Supplied text -

# Still learning about myself - a funny story



## cfellows (Dec 21, 2011)

I have a 2002 Toyota Tacoma that I bought almost new in early 2003. It's been pretty much my sole means of transportation for the past 8 years. Last June, when I took the truck in for the annual safety / emissions inspection, the state of Texas informed me that my window tinting was too dark and would have to be removed or replaced. Funny how it wasn't too dark the other times I had it inspected, although in fairness, I moved to Texas in 2009 and they had only inspected (and passed) it on two previous occasions!

But, I digress. I took the truck to a local window tinting place, had the tinting replaced with a lighter shade, and passed the inspection. A couple of days later, I discovered that the passenger power window wouldn't go down... neither the driver or passenger side button would make it work. Crap, I thought, the window tinting place must have knocked a wire loose in the door. Rather than take it back, I drove the truck like that for close to six months. Finally, the wife prevailled upon me to get it fixed (she's a bit of a control freak and couldn't stand not having the window work on the 2 or 3 times a year she rides in it!).

So I pulled out the repair manual and methodically took the passenger door apart. I finally got to the innards and found a connector where the motor plugged into the harness. Took the plug apart and checked the voltages while pushing the buttons, nothing. I had checked the fuses earlier and found no problems. So, I went back to the manual to see if I had missed a fuse somewhere. Hmmm, wonder what this window safety lock button is... Shoot, the picture shows a button on the driver side door that locks the passenger side window. I went to check, and sure enough, right beside the driver side window button is ths little square button that I had never noticed and never questioned. Oh, and the button was depressed! I punched it once, it popped up, and magically, the passenger side window now works again. How in heck could I drive that truck for 8 years and never notice that button. 

Makes me wonder how many other things in life I have blithely ignored because I didn't think I had a need to know...

Chuck


----------



## steamer (Dec 21, 2011)

Chuck,

Tomorrow, I'm going out to my 2009 "Taco" and check for that button!

Glad you got it cleared up.

Dave


----------



## dsquire (Dec 21, 2011)

Chuck

I read half way through that and I was sure that you had it locked out. You are not the first person to do that so don't feel too bad. I've had it mess me up on occasion as well. Thanks for being honest and telling us about it. :bow: :bow:

Cheers 

Don


----------



## Lamachina58 (Dec 21, 2011)

And bizzare as it seems my wife and I just today went round and round about our tacomas too dark window tint....on the one day a year she drove it. Sake had something to do with that to tell the truth.


----------



## ttrikalin (Dec 21, 2011)

tsk, tsk, you guys never read the car manual? 
:hDe: 

take care,
tom in MA


----------



## rustyknife (Dec 21, 2011)

Data for processing -
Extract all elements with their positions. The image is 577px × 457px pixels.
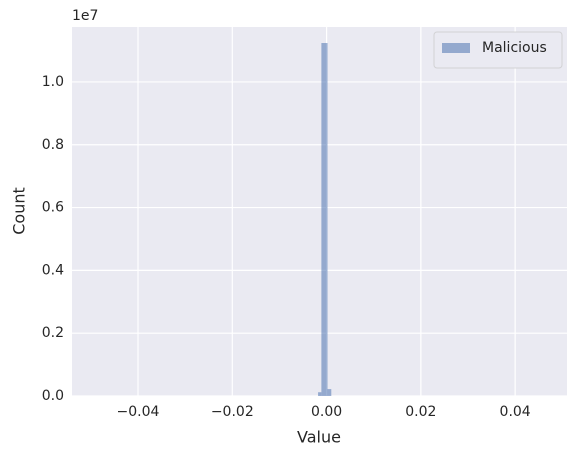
- histogram-bar: [327, 389, 332, 396]
- x-tick-label: 0.00: [311, 404, 342, 420]
- y-axis-label: Count: [10, 187, 29, 235]
- legend-label: Malicious: [482, 40, 547, 56]
- y-tick-label: 0.6: [42, 200, 64, 216]
- y-tick-label: 0.4: [42, 262, 64, 278]
- histogram-bar: [318, 392, 322, 396]
- histogram-bar: [321, 43, 328, 396]
- x-tick-label: −0.02: [211, 404, 254, 420]
- x-tick-label: −0.04: [117, 404, 160, 420]
- x-tick-label: 0.02: [405, 404, 436, 420]
- legend-box: [433, 31, 563, 69]
- y-tick-label: 1.0: [42, 74, 64, 90]
- x-axis-label: Value: [297, 428, 341, 447]
- y-offset-text: 1e7: [72, 8, 98, 24]
- y-tick-label: 0.8: [42, 137, 64, 153]
- y-tick-label: 0.2: [42, 325, 64, 341]
- legend-swatch: [442, 43, 470, 53]
- plot-area: [72, 27, 567, 396]
- y-tick-label: 0.0: [42, 388, 64, 404]
- x-tick-label: 0.04: [500, 404, 531, 420]
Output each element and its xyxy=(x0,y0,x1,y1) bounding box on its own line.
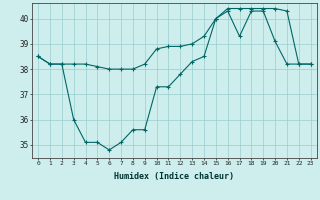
X-axis label: Humidex (Indice chaleur): Humidex (Indice chaleur) xyxy=(114,172,234,181)
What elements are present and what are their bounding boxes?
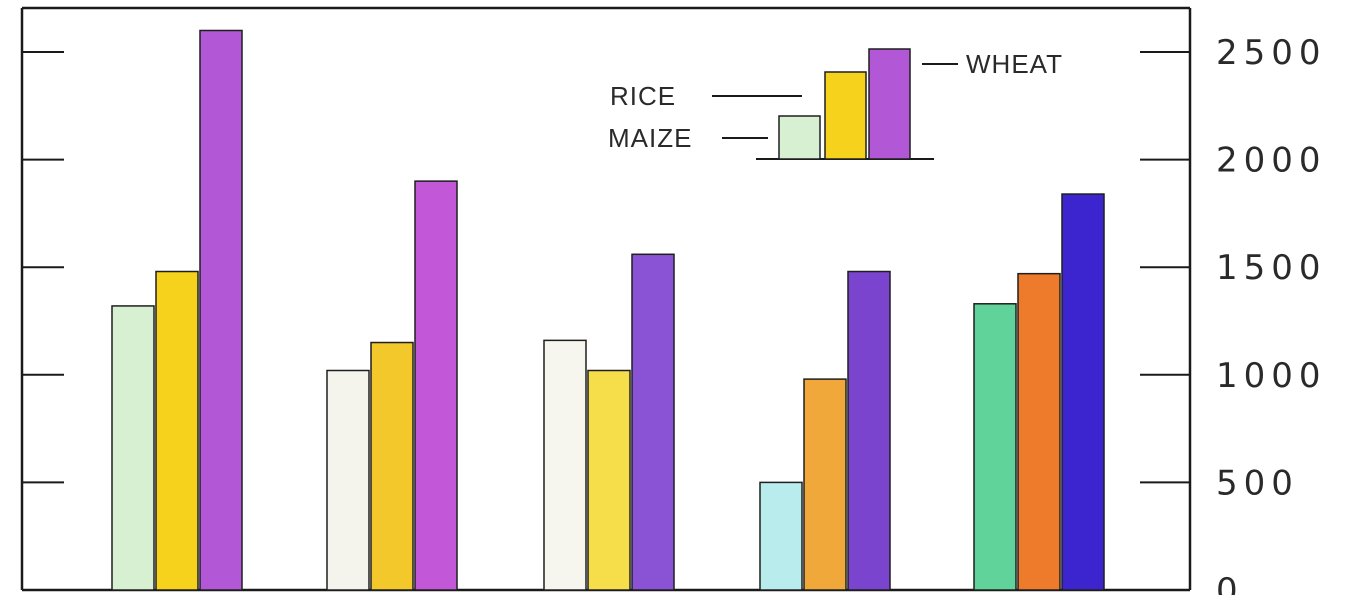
legend-label-maize: MAIZE: [608, 123, 692, 153]
bar-rice-3: [587, 369, 631, 591]
legend-swatch-wheat: [868, 48, 911, 160]
y-tick-label-2000: 2000: [1216, 141, 1327, 181]
bar-wheat-3: [631, 253, 675, 591]
bar-maize-4: [759, 481, 803, 591]
bars-layer: [111, 29, 1105, 591]
bar-rice-2: [370, 341, 414, 591]
bar-wheat-5: [1061, 193, 1105, 591]
y-tick-label-0: 0: [1216, 571, 1244, 595]
bar-wheat-2: [414, 180, 458, 591]
y-tick-label-1000: 1000: [1216, 356, 1327, 396]
bar-maize-5: [973, 303, 1017, 591]
bar-maize-2: [326, 369, 370, 591]
legend-label-rice: RICE: [610, 81, 676, 111]
y-axis-ticks: 0 500 1000 1500 2000 2500: [22, 33, 1327, 595]
legend: MAIZE RICE WHEAT: [608, 48, 1063, 160]
bar-maize-3: [543, 339, 587, 591]
bar-rice-4: [803, 378, 847, 591]
y-tick-label-500: 500: [1216, 463, 1299, 503]
y-tick-label-2500: 2500: [1216, 33, 1327, 73]
bar-wheat-4: [847, 270, 891, 591]
bar-wheat-1: [199, 29, 243, 591]
bar-rice-5: [1017, 272, 1061, 591]
legend-swatch-maize: [778, 115, 821, 160]
y-tick-label-1500: 1500: [1216, 248, 1327, 288]
legend-label-wheat: WHEAT: [966, 49, 1063, 79]
legend-swatch-rice: [824, 71, 867, 160]
bar-maize-1: [111, 305, 155, 591]
bar-rice-1: [155, 270, 199, 591]
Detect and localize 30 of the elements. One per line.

Task requirements -
a. In the forum thread about the Tacoma's passenger window, what was keeping that window from working?
b. Put the lines of the records into a JSON list of strings, one string per line and blank lines omitted, starting at the line containing "X-axis label: Humidex" and ending at the line containing "What elements are".

Task answers -
a. A window safety lock button beside the driver-side window button was pressed in, which locked the passenger-side window.

b.
[
  "X-axis label: Humidex (Indice chaleur): Humidex (Indice chaleur) xyxy=(114,172,234,181)",
  "What elements are present and what are their bounding boxes?"
]